YOUR ASSIGNMENT: Copy out every line from the records that includes "label".

(Dataset records)
*****

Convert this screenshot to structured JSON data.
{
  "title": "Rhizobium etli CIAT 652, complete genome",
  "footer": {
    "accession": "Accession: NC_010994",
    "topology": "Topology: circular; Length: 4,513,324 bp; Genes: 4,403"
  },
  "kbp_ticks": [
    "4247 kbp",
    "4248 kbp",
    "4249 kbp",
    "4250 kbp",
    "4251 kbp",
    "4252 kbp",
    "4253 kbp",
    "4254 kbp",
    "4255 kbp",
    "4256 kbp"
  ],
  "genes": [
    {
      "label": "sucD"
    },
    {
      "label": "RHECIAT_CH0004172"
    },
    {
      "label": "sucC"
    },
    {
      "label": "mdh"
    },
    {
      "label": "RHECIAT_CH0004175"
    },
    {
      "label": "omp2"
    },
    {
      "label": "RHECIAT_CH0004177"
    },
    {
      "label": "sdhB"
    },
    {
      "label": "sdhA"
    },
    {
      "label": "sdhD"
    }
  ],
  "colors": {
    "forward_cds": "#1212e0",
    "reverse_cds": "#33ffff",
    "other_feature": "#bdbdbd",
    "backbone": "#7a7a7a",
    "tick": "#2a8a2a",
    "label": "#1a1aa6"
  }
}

*****

WRITTEN RESPONSE:
      "label": "sucD"
      "label": "RHECIAT_CH0004172"
      "label": "sucC"
      "label": "mdh"
      "label": "RHECIAT_CH0004175"
      "label": "omp2"
      "label": "RHECIAT_CH0004177"
      "label": "sdhB"
      "label": "sdhA"
      "label": "sdhD"
    "label": "#1a1aa6"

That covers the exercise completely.